● WORK INSTRUCTIONS: Will you print the material below without altering a single character?
-- START DATA ROWS --
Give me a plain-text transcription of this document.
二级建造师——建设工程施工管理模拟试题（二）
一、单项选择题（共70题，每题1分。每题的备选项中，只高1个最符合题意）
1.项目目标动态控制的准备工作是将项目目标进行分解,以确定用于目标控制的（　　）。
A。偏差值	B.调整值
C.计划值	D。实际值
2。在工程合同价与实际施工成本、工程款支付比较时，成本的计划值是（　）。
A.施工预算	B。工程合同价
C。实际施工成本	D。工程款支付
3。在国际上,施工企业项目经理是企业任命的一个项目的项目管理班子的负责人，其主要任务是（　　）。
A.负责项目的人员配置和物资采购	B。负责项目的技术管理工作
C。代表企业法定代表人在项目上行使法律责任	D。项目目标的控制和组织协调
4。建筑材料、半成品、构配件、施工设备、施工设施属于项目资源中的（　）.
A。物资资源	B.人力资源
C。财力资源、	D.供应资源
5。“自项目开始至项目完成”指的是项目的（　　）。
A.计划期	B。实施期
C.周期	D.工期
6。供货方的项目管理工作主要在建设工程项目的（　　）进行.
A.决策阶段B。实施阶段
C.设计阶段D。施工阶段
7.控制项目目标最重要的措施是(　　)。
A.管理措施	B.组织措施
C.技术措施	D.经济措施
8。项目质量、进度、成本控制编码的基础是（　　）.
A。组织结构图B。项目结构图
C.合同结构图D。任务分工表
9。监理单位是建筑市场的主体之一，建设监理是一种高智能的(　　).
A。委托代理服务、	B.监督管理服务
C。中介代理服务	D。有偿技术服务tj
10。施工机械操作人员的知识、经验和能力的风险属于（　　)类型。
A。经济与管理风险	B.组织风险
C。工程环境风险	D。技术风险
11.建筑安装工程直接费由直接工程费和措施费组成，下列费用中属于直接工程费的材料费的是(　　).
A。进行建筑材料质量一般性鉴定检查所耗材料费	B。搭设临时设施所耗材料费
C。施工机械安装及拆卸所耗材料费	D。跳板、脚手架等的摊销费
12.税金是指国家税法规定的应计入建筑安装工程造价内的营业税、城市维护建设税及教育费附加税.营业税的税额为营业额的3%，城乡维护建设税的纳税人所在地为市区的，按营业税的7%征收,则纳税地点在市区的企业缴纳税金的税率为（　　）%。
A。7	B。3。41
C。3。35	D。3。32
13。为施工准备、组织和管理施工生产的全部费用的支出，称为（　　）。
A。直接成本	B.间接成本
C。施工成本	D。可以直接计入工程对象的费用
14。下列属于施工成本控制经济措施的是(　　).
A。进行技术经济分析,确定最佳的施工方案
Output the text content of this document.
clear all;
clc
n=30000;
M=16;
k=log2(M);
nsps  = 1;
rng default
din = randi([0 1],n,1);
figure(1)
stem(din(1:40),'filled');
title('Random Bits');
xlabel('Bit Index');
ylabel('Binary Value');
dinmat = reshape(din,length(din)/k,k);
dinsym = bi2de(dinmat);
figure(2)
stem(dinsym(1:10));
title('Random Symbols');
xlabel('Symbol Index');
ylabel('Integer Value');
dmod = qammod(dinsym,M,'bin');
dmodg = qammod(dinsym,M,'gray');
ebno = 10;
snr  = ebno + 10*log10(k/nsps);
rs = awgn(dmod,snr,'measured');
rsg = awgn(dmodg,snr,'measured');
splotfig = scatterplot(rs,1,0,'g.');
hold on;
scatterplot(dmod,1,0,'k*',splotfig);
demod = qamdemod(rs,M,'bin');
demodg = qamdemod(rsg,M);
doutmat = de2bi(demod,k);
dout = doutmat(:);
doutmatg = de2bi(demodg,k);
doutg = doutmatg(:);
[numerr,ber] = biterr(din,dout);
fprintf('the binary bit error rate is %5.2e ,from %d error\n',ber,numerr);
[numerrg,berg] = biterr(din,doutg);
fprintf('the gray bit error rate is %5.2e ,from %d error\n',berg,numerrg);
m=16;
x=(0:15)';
-- END DATA ROWS --
● EXERCISE RESULT:
Give me a plain-text transcription of this document.
二级建造师——建设工程施工管理模拟试题（二）
一、单项选择题（共70题，每题1分。每题的备选项中，只高1个最符合题意）
1.项目目标动态控制的准备工作是将项目目标进行分解,以确定用于目标控制的（　　）。
A。偏差值	B.调整值
C.计划值	D。实际值
2。在工程合同价与实际施工成本、工程款支付比较时，成本的计划值是（　）。
A.施工预算	B。工程合同价
C。实际施工成本	D。工程款支付
3。在国际上,施工企业项目经理是企业任命的一个项目的项目管理班子的负责人，其主要任务是（　　）。
A.负责项目的人员配置和物资采购	B。负责项目的技术管理工作
C。代表企业法定代表人在项目上行使法律责任	D。项目目标的控制和组织协调
4。建筑材料、半成品、构配件、施工设备、施工设施属于项目资源中的（　）.
A。物资资源	B.人力资源
C。财力资源、	D.供应资源
5。“自项目开始至项目完成”指的是项目的（　　）。
A.计划期	B。实施期
C.周期	D.工期
6。供货方的项目管理工作主要在建设工程项目的（　　）进行.
A.决策阶段B。实施阶段
C.设计阶段D。施工阶段
7.控制项目目标最重要的措施是(　　)。
A.管理措施	B.组织措施
C.技术措施	D.经济措施
8。项目质量、进度、成本控制编码的基础是（　　）.
A。组织结构图B。项目结构图
C.合同结构图D。任务分工表
9。监理单位是建筑市场的主体之一，建设监理是一种高智能的(　　).
A。委托代理服务、	B.监督管理服务
C。中介代理服务	D。有偿技术服务tj
10。施工机械操作人员的知识、经验和能力的风险属于（　　)类型。
A。经济与管理风险	B.组织风险
C。工程环境风险	D。技术风险
11.建筑安装工程直接费由直接工程费和措施费组成，下列费用中属于直接工程费的材料费的是(　　).
A。进行建筑材料质量一般性鉴定检查所耗材料费	B。搭设临时设施所耗材料费
C。施工机械安装及拆卸所耗材料费	D。跳板、脚手架等的摊销费
12.税金是指国家税法规定的应计入建筑安装工程造价内的营业税、城市维护建设税及教育费附加税.营业税的税额为营业额的3%，城乡维护建设税的纳税人所在地为市区的，按营业税的7%征收,则纳税地点在市区的企业缴纳税金的税率为（　　）%。
A。7	B。3。41
C。3。35	D。3。32
13。为施工准备、组织和管理施工生产的全部费用的支出，称为（　　）。
A。直接成本	B.间接成本
C。施工成本	D。可以直接计入工程对象的费用
14。下列属于施工成本控制经济措施的是(　　).
A。进行技术经济分析,确定最佳的施工方案
Output the text content of this document.
clear all;
clc
n=30000;
M=16;
k=log2(M);
nsps  = 1;
rng default
din = randi([0 1],n,1);
figure(1)
stem(din(1:40),'filled');
title('Random Bits');
xlabel('Bit Index');
ylabel('Binary Value');
dinmat = reshape(din,length(din)/k,k);
dinsym = bi2de(dinmat);
figure(2)
stem(dinsym(1:10));
title('Random Symbols');
xlabel('Symbol Index');
ylabel('Integer Value');
dmod = qammod(dinsym,M,'bin');
dmodg = qammod(dinsym,M,'gray');
ebno = 10;
snr  = ebno + 10*log10(k/nsps);
rs = awgn(dmod,snr,'measured');
rsg = awgn(dmodg,snr,'measured');
splotfig = scatterplot(rs,1,0,'g.');
hold on;
scatterplot(dmod,1,0,'k*',splotfig);
demod = qamdemod(rs,M,'bin');
demodg = qamdemod(rsg,M);
doutmat = de2bi(demod,k);
dout = doutmat(:);
doutmatg = de2bi(demodg,k);
doutg = doutmatg(:);
[numerr,ber] = biterr(din,dout);
fprintf('the binary bit error rate is %5.2e ,from %d error\n',ber,numerr);
[numerrg,berg] = biterr(din,doutg);
fprintf('the gray bit error rate is %5.2e ,from %d error\n',berg,numerrg);
m=16;
x=(0:15)';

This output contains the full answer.